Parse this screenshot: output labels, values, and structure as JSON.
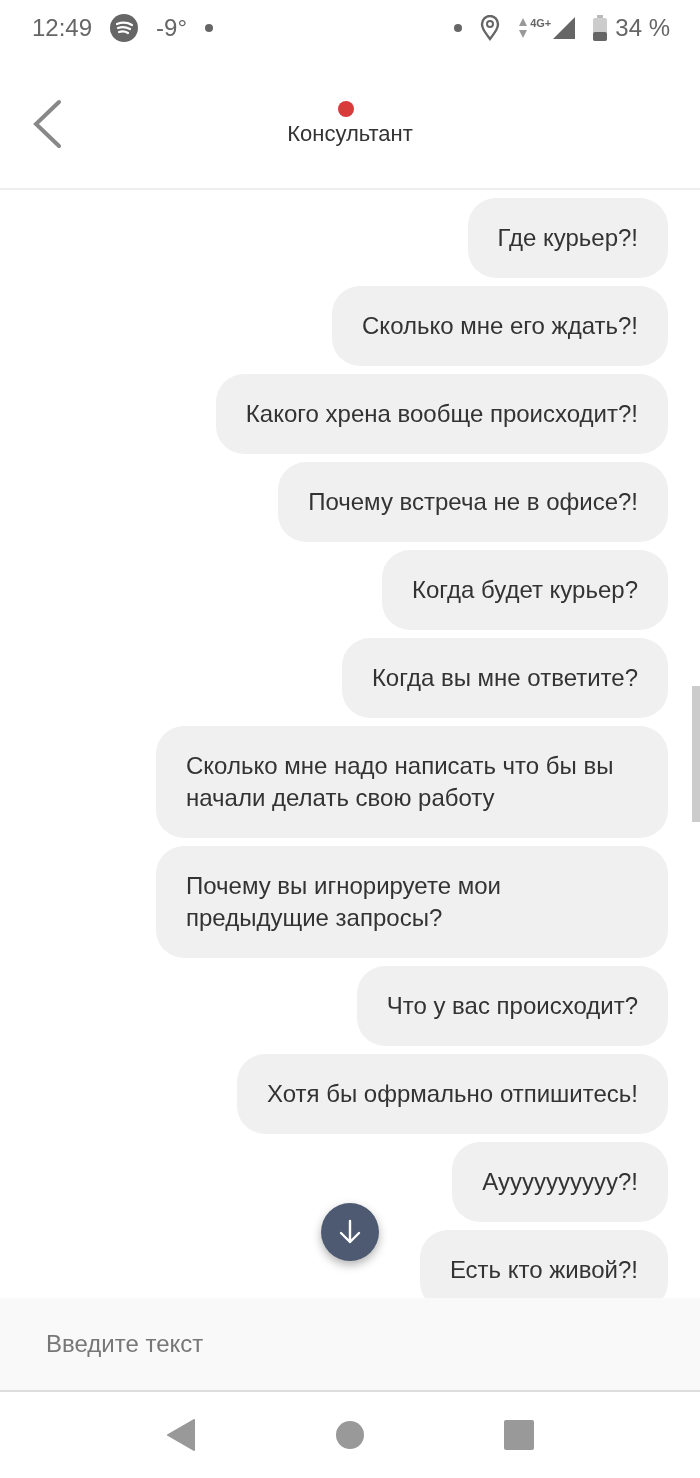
{
  "status_bar": {
    "time": "12:49",
    "temperature": "-9°",
    "network": "4G+",
    "battery": "34 %"
  },
  "header": {
    "title": "Консультант",
    "unread": true
  },
  "messages": [
    {
      "text": "Где курьер?!"
    },
    {
      "text": "Сколько мне его ждать?!"
    },
    {
      "text": "Какого хрена вообще происходит?!"
    },
    {
      "text": "Почему встреча не в офисе?!"
    },
    {
      "text": "Когда будет курьер?"
    },
    {
      "text": "Когда вы мне ответите?"
    },
    {
      "text": "Сколько мне надо написать что бы вы начали делать свою работу"
    },
    {
      "text": "Почему вы игнорируете мои предыдущие запросы?"
    },
    {
      "text": "Что у вас происходит?"
    },
    {
      "text": "Хотя бы офрмально отпишитесь!"
    },
    {
      "text": "Ауууууууууу?!"
    },
    {
      "text": "Есть кто живой?!"
    }
  ],
  "composer": {
    "placeholder": "Введите текст"
  }
}
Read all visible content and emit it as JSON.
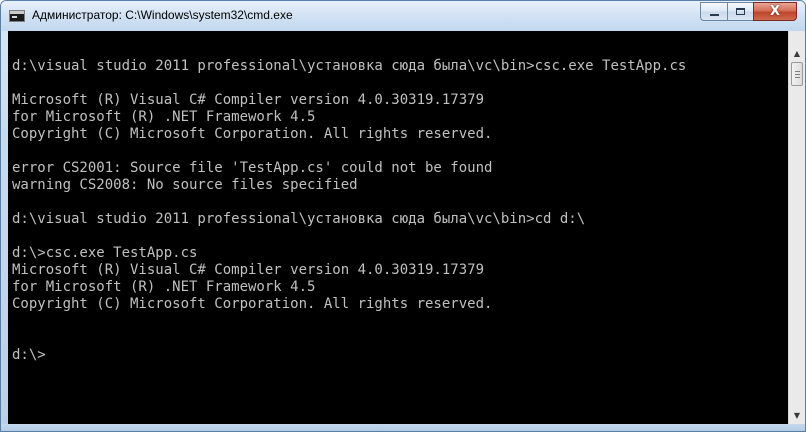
{
  "window": {
    "title": "Администратор: C:\\Windows\\system32\\cmd.exe",
    "icon": "cmd-console-icon",
    "buttons": {
      "minimize_icon": "minimize-icon",
      "maximize_icon": "maximize-icon",
      "close_icon": "close-icon",
      "close_glyph": "X"
    }
  },
  "colors": {
    "console_background": "#000000",
    "console_text": "#c0c0c0",
    "close_button": "#c7442c",
    "title_bar": "#c9dcef"
  },
  "console": {
    "lines": [
      "",
      "d:\\visual studio 2011 professional\\установка сюда была\\vc\\bin>csc.exe TestApp.cs",
      "",
      "Microsoft (R) Visual C# Compiler version 4.0.30319.17379",
      "for Microsoft (R) .NET Framework 4.5",
      "Copyright (C) Microsoft Corporation. All rights reserved.",
      "",
      "error CS2001: Source file 'TestApp.cs' could not be found",
      "warning CS2008: No source files specified",
      "",
      "d:\\visual studio 2011 professional\\установка сюда была\\vc\\bin>cd d:\\",
      "",
      "d:\\>csc.exe TestApp.cs",
      "Microsoft (R) Visual C# Compiler version 4.0.30319.17379",
      "for Microsoft (R) .NET Framework 4.5",
      "Copyright (C) Microsoft Corporation. All rights reserved.",
      "",
      "",
      "d:\\>"
    ]
  },
  "scrollbar": {
    "up_arrow": "▲",
    "down_arrow": "▼"
  }
}
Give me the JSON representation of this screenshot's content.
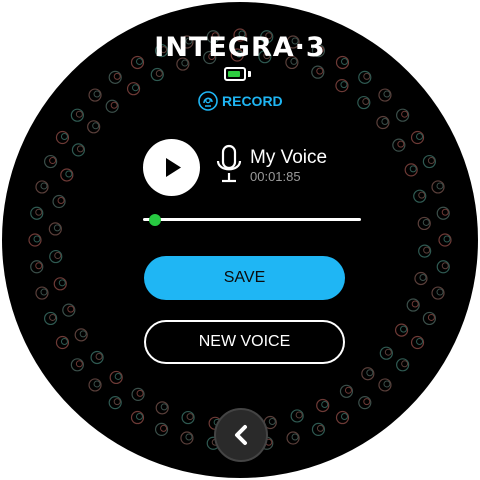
{
  "brand": {
    "title": "INTEGRA·3"
  },
  "battery": {
    "level": 0.85,
    "color": "#2ecc40"
  },
  "mode": {
    "label": "RECORD",
    "icon": "headset-voice-icon",
    "color": "#1fb6f4"
  },
  "player": {
    "play_icon": "play-icon",
    "mic_icon": "microphone-icon",
    "voice_name": "My Voice",
    "duration": "00:01:85",
    "progress": 0.03
  },
  "actions": {
    "save_label": "SAVE",
    "new_voice_label": "NEW VOICE",
    "save_color": "#1fb6f4"
  },
  "navigation": {
    "back_icon": "chevron-left-icon"
  }
}
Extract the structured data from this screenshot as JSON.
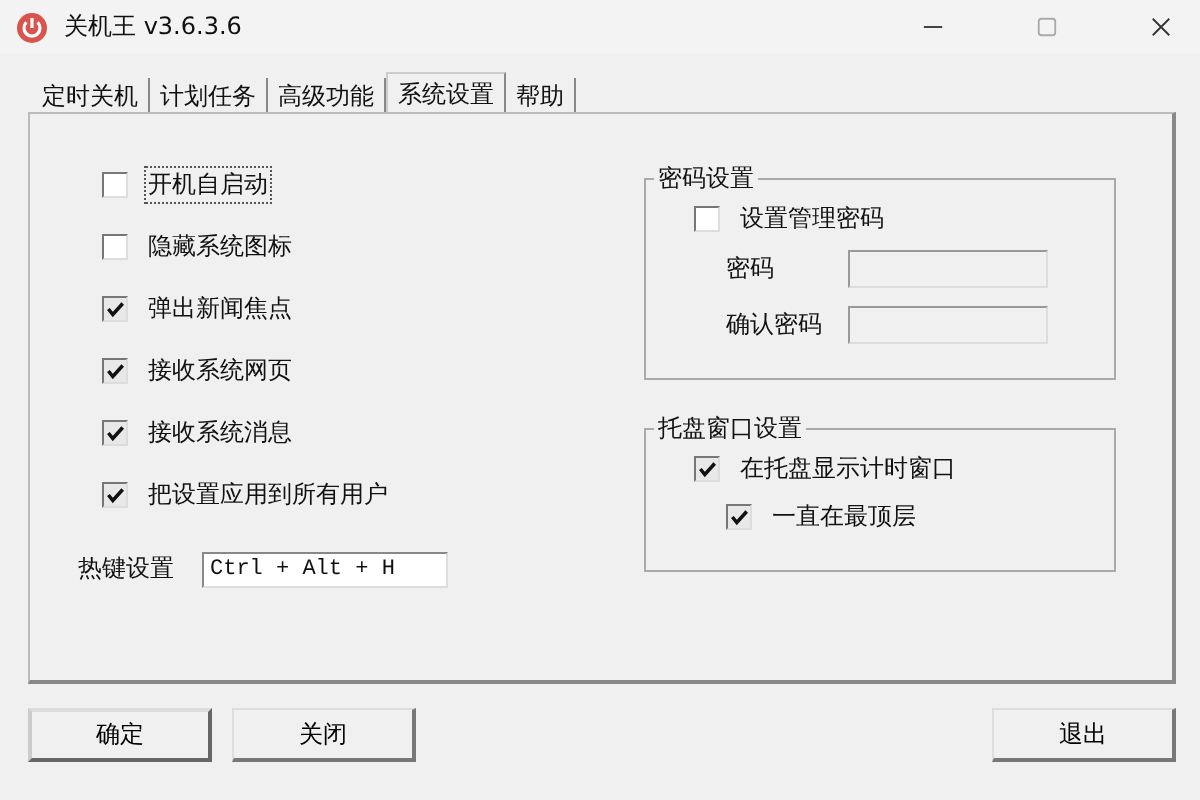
{
  "window": {
    "title": "关机王 v3.6.3.6"
  },
  "tabs": [
    {
      "label": "定时关机",
      "selected": false
    },
    {
      "label": "计划任务",
      "selected": false
    },
    {
      "label": "高级功能",
      "selected": false
    },
    {
      "label": "系统设置",
      "selected": true
    },
    {
      "label": "帮助",
      "selected": false
    }
  ],
  "options": [
    {
      "label": "开机自启动",
      "checked": false,
      "focused": true
    },
    {
      "label": "隐藏系统图标",
      "checked": false,
      "focused": false
    },
    {
      "label": "弹出新闻焦点",
      "checked": true,
      "focused": false
    },
    {
      "label": "接收系统网页",
      "checked": true,
      "focused": false
    },
    {
      "label": "接收系统消息",
      "checked": true,
      "focused": false
    },
    {
      "label": "把设置应用到所有用户",
      "checked": true,
      "focused": false
    }
  ],
  "hotkey": {
    "label": "热键设置",
    "value": "Ctrl + Alt + H"
  },
  "password_group": {
    "title": "密码设置",
    "option": {
      "label": "设置管理密码",
      "checked": false
    },
    "fields": [
      {
        "label": "密码"
      },
      {
        "label": "确认密码"
      }
    ]
  },
  "tray_group": {
    "title": "托盘窗口设置",
    "option": {
      "label": "在托盘显示计时窗口",
      "checked": true,
      "children": [
        {
          "label": "一直在最顶层",
          "checked": true
        }
      ]
    }
  },
  "buttons": [
    {
      "label": "确定",
      "default": true
    },
    {
      "label": "关闭",
      "default": false
    },
    {
      "label": "退出",
      "default": false
    }
  ]
}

+ + + + +

**Your task:** Will you restate every entry word for word and omit the images?

**Task solution:**
Parse this screenshot: output labels, values, and structure as JSON.
{
  "status_bar": {
    "time": "12:49",
    "temperature": "-9°",
    "network": "4G+",
    "battery": "34 %"
  },
  "header": {
    "title": "Консультант",
    "unread": true
  },
  "messages": [
    {
      "text": "Где курьер?!"
    },
    {
      "text": "Сколько мне его ждать?!"
    },
    {
      "text": "Какого хрена вообще происходит?!"
    },
    {
      "text": "Почему встреча не в офисе?!"
    },
    {
      "text": "Когда будет курьер?"
    },
    {
      "text": "Когда вы мне ответите?"
    },
    {
      "text": "Сколько мне надо написать что бы вы начали делать свою работу"
    },
    {
      "text": "Почему вы игнорируете мои предыдущие запросы?"
    },
    {
      "text": "Что у вас происходит?"
    },
    {
      "text": "Хотя бы офрмально отпишитесь!"
    },
    {
      "text": "Ауууууууууу?!"
    },
    {
      "text": "Есть кто живой?!"
    }
  ],
  "composer": {
    "placeholder": "Введите текст"
  }
}
Read all visible content and emit it as JSON.
{
  "window": {
    "title": "Администратор: C:\\Windows\\system32\\cmd.exe",
    "icon": "cmd-console-icon",
    "buttons": {
      "minimize_icon": "minimize-icon",
      "maximize_icon": "maximize-icon",
      "close_icon": "close-icon",
      "close_glyph": "X"
    }
  },
  "colors": {
    "console_background": "#000000",
    "console_text": "#c0c0c0",
    "close_button": "#c7442c",
    "title_bar": "#c9dcef"
  },
  "console": {
    "lines": [
      "",
      "d:\\visual studio 2011 professional\\установка сюда была\\vc\\bin>csc.exe TestApp.cs",
      "",
      "Microsoft (R) Visual C# Compiler version 4.0.30319.17379",
      "for Microsoft (R) .NET Framework 4.5",
      "Copyright (C) Microsoft Corporation. All rights reserved.",
      "",
      "error CS2001: Source file 'TestApp.cs' could not be found",
      "warning CS2008: No source files specified",
      "",
      "d:\\visual studio 2011 professional\\установка сюда была\\vc\\bin>cd d:\\",
      "",
      "d:\\>csc.exe TestApp.cs",
      "Microsoft (R) Visual C# Compiler version 4.0.30319.17379",
      "for Microsoft (R) .NET Framework 4.5",
      "Copyright (C) Microsoft Corporation. All rights reserved.",
      "",
      "",
      "d:\\>"
    ]
  },
  "scrollbar": {
    "up_arrow": "▲",
    "down_arrow": "▼"
  }
}
Give me the JSON representation of this screenshot's content.
{
  "brand": {
    "title": "INTEGRA·3"
  },
  "battery": {
    "level": 0.85,
    "color": "#2ecc40"
  },
  "mode": {
    "label": "RECORD",
    "icon": "headset-voice-icon",
    "color": "#1fb6f4"
  },
  "player": {
    "play_icon": "play-icon",
    "mic_icon": "microphone-icon",
    "voice_name": "My Voice",
    "duration": "00:01:85",
    "progress": 0.03
  },
  "actions": {
    "save_label": "SAVE",
    "new_voice_label": "NEW VOICE",
    "save_color": "#1fb6f4"
  },
  "navigation": {
    "back_icon": "chevron-left-icon"
  }
}
Extract the structured data from this screenshot as JSON.
{
  "window": {
    "title": "关机王 v3.6.3.6"
  },
  "tabs": [
    {
      "label": "定时关机",
      "selected": false
    },
    {
      "label": "计划任务",
      "selected": false
    },
    {
      "label": "高级功能",
      "selected": false
    },
    {
      "label": "系统设置",
      "selected": true
    },
    {
      "label": "帮助",
      "selected": false
    }
  ],
  "options": [
    {
      "label": "开机自启动",
      "checked": false,
      "focused": true
    },
    {
      "label": "隐藏系统图标",
      "checked": false,
      "focused": false
    },
    {
      "label": "弹出新闻焦点",
      "checked": true,
      "focused": false
    },
    {
      "label": "接收系统网页",
      "checked": true,
      "focused": false
    },
    {
      "label": "接收系统消息",
      "checked": true,
      "focused": false
    },
    {
      "label": "把设置应用到所有用户",
      "checked": true,
      "focused": false
    }
  ],
  "hotkey": {
    "label": "热键设置",
    "value": "Ctrl + Alt + H"
  },
  "password_group": {
    "title": "密码设置",
    "option": {
      "label": "设置管理密码",
      "checked": false
    },
    "fields": [
      {
        "label": "密码"
      },
      {
        "label": "确认密码"
      }
    ]
  },
  "tray_group": {
    "title": "托盘窗口设置",
    "option": {
      "label": "在托盘显示计时窗口",
      "checked": true,
      "children": [
        {
          "label": "一直在最顶层",
          "checked": true
        }
      ]
    }
  },
  "buttons": [
    {
      "label": "确定",
      "default": true
    },
    {
      "label": "关闭",
      "default": false
    },
    {
      "label": "退出",
      "default": false
    }
  ]
}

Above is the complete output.